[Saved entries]
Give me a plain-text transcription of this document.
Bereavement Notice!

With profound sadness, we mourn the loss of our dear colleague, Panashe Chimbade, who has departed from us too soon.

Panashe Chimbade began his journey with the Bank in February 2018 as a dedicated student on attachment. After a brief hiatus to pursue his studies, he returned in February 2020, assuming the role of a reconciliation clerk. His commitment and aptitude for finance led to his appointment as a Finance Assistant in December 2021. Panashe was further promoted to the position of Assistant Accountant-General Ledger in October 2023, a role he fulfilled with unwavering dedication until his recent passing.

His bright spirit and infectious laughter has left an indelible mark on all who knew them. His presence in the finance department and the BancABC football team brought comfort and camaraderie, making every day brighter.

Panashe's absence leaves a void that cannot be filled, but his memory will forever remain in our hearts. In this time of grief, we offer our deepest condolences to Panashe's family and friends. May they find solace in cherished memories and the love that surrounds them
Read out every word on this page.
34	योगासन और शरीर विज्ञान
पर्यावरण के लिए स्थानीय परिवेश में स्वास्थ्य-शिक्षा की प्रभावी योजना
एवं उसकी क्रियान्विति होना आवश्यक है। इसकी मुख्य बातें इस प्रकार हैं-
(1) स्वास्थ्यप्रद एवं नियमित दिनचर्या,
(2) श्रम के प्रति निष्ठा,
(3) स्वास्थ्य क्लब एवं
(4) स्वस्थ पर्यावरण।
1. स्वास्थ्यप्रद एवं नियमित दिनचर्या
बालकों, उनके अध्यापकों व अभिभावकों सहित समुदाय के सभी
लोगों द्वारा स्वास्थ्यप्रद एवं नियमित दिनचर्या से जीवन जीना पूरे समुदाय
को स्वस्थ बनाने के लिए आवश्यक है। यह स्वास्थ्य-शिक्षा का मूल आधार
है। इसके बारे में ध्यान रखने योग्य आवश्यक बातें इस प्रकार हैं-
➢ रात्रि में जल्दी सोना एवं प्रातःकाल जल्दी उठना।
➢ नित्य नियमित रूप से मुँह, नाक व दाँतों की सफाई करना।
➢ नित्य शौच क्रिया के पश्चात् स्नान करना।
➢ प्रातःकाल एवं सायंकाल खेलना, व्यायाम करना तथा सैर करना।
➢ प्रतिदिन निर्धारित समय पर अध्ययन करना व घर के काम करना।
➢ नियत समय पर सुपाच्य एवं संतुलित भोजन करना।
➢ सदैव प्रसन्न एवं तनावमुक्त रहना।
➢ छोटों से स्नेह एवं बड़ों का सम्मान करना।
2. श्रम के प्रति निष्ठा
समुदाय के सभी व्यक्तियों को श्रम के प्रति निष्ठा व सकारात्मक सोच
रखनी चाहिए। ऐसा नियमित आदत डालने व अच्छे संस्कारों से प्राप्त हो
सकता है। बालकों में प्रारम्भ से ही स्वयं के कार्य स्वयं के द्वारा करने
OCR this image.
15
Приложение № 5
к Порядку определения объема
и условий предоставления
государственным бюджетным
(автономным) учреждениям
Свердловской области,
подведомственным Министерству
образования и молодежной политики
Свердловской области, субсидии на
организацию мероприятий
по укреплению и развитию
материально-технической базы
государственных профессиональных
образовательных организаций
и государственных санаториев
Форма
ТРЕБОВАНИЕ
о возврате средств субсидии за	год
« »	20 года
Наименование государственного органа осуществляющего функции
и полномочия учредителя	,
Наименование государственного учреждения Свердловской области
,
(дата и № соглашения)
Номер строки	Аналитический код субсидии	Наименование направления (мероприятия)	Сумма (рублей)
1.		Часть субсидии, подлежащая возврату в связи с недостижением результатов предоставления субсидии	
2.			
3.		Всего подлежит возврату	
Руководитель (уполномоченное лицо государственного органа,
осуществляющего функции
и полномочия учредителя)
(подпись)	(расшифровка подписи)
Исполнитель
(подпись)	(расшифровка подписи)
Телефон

Task goal: Please restate the records in full, word for word.

Complete response:
Give me a plain-text transcription of this document.
Bereavement Notice!

With profound sadness, we mourn the loss of our dear colleague, Panashe Chimbade, who has departed from us too soon.

Panashe Chimbade began his journey with the Bank in February 2018 as a dedicated student on attachment. After a brief hiatus to pursue his studies, he returned in February 2020, assuming the role of a reconciliation clerk. His commitment and aptitude for finance led to his appointment as a Finance Assistant in December 2021. Panashe was further promoted to the position of Assistant Accountant-General Ledger in October 2023, a role he fulfilled with unwavering dedication until his recent passing.

His bright spirit and infectious laughter has left an indelible mark on all who knew them. His presence in the finance department and the BancABC football team brought comfort and camaraderie, making every day brighter.

Panashe's absence leaves a void that cannot be filled, but his memory will forever remain in our hearts. In this time of grief, we offer our deepest condolences to Panashe's family and friends. May they find solace in cherished memories and the love that surrounds them
Read out every word on this page.
34	योगासन और शरीर विज्ञान
पर्यावरण के लिए स्थानीय परिवेश में स्वास्थ्य-शिक्षा की प्रभावी योजना
एवं उसकी क्रियान्विति होना आवश्यक है। इसकी मुख्य बातें इस प्रकार हैं-
(1) स्वास्थ्यप्रद एवं नियमित दिनचर्या,
(2) श्रम के प्रति निष्ठा,
(3) स्वास्थ्य क्लब एवं
(4) स्वस्थ पर्यावरण।
1. स्वास्थ्यप्रद एवं नियमित दिनचर्या
बालकों, उनके अध्यापकों व अभिभावकों सहित समुदाय के सभी
लोगों द्वारा स्वास्थ्यप्रद एवं नियमित दिनचर्या से जीवन जीना पूरे समुदाय
को स्वस्थ बनाने के लिए आवश्यक है। यह स्वास्थ्य-शिक्षा का मूल आधार
है। इसके बारे में ध्यान रखने योग्य आवश्यक बातें इस प्रकार हैं-
➢ रात्रि में जल्दी सोना एवं प्रातःकाल जल्दी उठना।
➢ नित्य नियमित रूप से मुँह, नाक व दाँतों की सफाई करना।
➢ नित्य शौच क्रिया के पश्चात् स्नान करना।
➢ प्रातःकाल एवं सायंकाल खेलना, व्यायाम करना तथा सैर करना।
➢ प्रतिदिन निर्धारित समय पर अध्ययन करना व घर के काम करना।
➢ नियत समय पर सुपाच्य एवं संतुलित भोजन करना।
➢ सदैव प्रसन्न एवं तनावमुक्त रहना।
➢ छोटों से स्नेह एवं बड़ों का सम्मान करना।
2. श्रम के प्रति निष्ठा
समुदाय के सभी व्यक्तियों को श्रम के प्रति निष्ठा व सकारात्मक सोच
रखनी चाहिए। ऐसा नियमित आदत डालने व अच्छे संस्कारों से प्राप्त हो
सकता है। बालकों में प्रारम्भ से ही स्वयं के कार्य स्वयं के द्वारा करने
OCR this image.
15
Приложение № 5
к Порядку определения объема
и условий предоставления
государственным бюджетным
(автономным) учреждениям
Свердловской области,
подведомственным Министерству
образования и молодежной политики
Свердловской области, субсидии на
организацию мероприятий
по укреплению и развитию
материально-технической базы
государственных профессиональных
образовательных организаций
и государственных санаториев
Форма
ТРЕБОВАНИЕ
о возврате средств субсидии за	год
« »	20 года
Наименование государственного органа осуществляющего функции
и полномочия учредителя	,
Наименование государственного учреждения Свердловской области
,
(дата и № соглашения)
Номер строки	Аналитический код субсидии	Наименование направления (мероприятия)	Сумма (рублей)
1.		Часть субсидии, подлежащая возврату в связи с недостижением результатов предоставления субсидии	
2.			
3.		Всего подлежит возврату	
Руководитель (уполномоченное лицо государственного органа,
осуществляющего функции
и полномочия учредителя)
(подпись)	(расшифровка подписи)
Исполнитель
(подпись)	(расшифровка подписи)
Телефон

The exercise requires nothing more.